— begin Material supplied —

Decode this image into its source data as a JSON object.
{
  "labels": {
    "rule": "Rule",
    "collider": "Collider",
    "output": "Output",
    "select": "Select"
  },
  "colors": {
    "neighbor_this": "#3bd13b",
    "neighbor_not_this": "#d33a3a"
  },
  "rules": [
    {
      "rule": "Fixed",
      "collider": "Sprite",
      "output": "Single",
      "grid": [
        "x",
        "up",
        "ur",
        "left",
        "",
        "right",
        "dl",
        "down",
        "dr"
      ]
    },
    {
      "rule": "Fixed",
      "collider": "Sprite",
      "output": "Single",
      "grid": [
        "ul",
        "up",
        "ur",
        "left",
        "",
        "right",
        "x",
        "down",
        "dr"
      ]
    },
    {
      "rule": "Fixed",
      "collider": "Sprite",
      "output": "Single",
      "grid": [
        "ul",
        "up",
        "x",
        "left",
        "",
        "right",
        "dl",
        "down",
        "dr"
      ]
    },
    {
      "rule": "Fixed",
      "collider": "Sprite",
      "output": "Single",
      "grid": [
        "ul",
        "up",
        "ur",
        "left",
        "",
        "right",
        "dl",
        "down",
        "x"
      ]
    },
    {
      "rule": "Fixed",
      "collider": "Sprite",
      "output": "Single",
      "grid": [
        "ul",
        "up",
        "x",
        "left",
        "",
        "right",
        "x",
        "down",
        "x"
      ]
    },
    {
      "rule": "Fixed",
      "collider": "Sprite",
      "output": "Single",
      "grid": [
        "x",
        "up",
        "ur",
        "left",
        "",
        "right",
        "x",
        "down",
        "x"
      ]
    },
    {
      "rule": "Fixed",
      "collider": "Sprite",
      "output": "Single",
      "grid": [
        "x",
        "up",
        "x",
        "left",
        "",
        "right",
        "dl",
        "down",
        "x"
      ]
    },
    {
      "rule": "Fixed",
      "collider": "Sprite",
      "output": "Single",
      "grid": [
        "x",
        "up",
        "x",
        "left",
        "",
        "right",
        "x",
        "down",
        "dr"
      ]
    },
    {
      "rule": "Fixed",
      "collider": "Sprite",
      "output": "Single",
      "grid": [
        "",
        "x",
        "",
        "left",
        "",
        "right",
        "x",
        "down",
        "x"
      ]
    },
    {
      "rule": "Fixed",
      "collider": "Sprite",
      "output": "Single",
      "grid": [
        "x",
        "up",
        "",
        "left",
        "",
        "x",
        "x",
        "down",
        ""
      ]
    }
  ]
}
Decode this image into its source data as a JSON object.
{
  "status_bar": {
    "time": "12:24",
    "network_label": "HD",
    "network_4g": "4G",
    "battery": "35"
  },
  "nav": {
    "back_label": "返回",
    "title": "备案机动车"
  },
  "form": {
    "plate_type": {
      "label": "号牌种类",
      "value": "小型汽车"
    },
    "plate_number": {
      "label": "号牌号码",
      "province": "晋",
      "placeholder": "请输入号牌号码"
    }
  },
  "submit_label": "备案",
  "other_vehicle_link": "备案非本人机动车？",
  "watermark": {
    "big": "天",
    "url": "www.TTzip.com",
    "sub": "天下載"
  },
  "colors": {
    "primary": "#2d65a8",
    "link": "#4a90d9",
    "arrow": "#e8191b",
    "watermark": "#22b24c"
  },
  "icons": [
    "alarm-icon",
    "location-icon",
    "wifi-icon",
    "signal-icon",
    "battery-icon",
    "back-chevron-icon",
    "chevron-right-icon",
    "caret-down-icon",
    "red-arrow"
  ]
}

— end Material supplied —

Aim >>
Take the entries above and copy them out exactly.

Answer below >>
Decode this image into its source data as a JSON object.
{
  "labels": {
    "rule": "Rule",
    "collider": "Collider",
    "output": "Output",
    "select": "Select"
  },
  "colors": {
    "neighbor_this": "#3bd13b",
    "neighbor_not_this": "#d33a3a"
  },
  "rules": [
    {
      "rule": "Fixed",
      "collider": "Sprite",
      "output": "Single",
      "grid": [
        "x",
        "up",
        "ur",
        "left",
        "",
        "right",
        "dl",
        "down",
        "dr"
      ]
    },
    {
      "rule": "Fixed",
      "collider": "Sprite",
      "output": "Single",
      "grid": [
        "ul",
        "up",
        "ur",
        "left",
        "",
        "right",
        "x",
        "down",
        "dr"
      ]
    },
    {
      "rule": "Fixed",
      "collider": "Sprite",
      "output": "Single",
      "grid": [
        "ul",
        "up",
        "x",
        "left",
        "",
        "right",
        "dl",
        "down",
        "dr"
      ]
    },
    {
      "rule": "Fixed",
      "collider": "Sprite",
      "output": "Single",
      "grid": [
        "ul",
        "up",
        "ur",
        "left",
        "",
        "right",
        "dl",
        "down",
        "x"
      ]
    },
    {
      "rule": "Fixed",
      "collider": "Sprite",
      "output": "Single",
      "grid": [
        "ul",
        "up",
        "x",
        "left",
        "",
        "right",
        "x",
        "down",
        "x"
      ]
    },
    {
      "rule": "Fixed",
      "collider": "Sprite",
      "output": "Single",
      "grid": [
        "x",
        "up",
        "ur",
        "left",
        "",
        "right",
        "x",
        "down",
        "x"
      ]
    },
    {
      "rule": "Fixed",
      "collider": "Sprite",
      "output": "Single",
      "grid": [
        "x",
        "up",
        "x",
        "left",
        "",
        "right",
        "dl",
        "down",
        "x"
      ]
    },
    {
      "rule": "Fixed",
      "collider": "Sprite",
      "output": "Single",
      "grid": [
        "x",
        "up",
        "x",
        "left",
        "",
        "right",
        "x",
        "down",
        "dr"
      ]
    },
    {
      "rule": "Fixed",
      "collider": "Sprite",
      "output": "Single",
      "grid": [
        "",
        "x",
        "",
        "left",
        "",
        "right",
        "x",
        "down",
        "x"
      ]
    },
    {
      "rule": "Fixed",
      "collider": "Sprite",
      "output": "Single",
      "grid": [
        "x",
        "up",
        "",
        "left",
        "",
        "x",
        "x",
        "down",
        ""
      ]
    }
  ]
}
Decode this image into its source data as a JSON object.
{
  "status_bar": {
    "time": "12:24",
    "network_label": "HD",
    "network_4g": "4G",
    "battery": "35"
  },
  "nav": {
    "back_label": "返回",
    "title": "备案机动车"
  },
  "form": {
    "plate_type": {
      "label": "号牌种类",
      "value": "小型汽车"
    },
    "plate_number": {
      "label": "号牌号码",
      "province": "晋",
      "placeholder": "请输入号牌号码"
    }
  },
  "submit_label": "备案",
  "other_vehicle_link": "备案非本人机动车？",
  "watermark": {
    "big": "天",
    "url": "www.TTzip.com",
    "sub": "天下載"
  },
  "colors": {
    "primary": "#2d65a8",
    "link": "#4a90d9",
    "arrow": "#e8191b",
    "watermark": "#22b24c"
  },
  "icons": [
    "alarm-icon",
    "location-icon",
    "wifi-icon",
    "signal-icon",
    "battery-icon",
    "back-chevron-icon",
    "chevron-right-icon",
    "caret-down-icon",
    "red-arrow"
  ]
}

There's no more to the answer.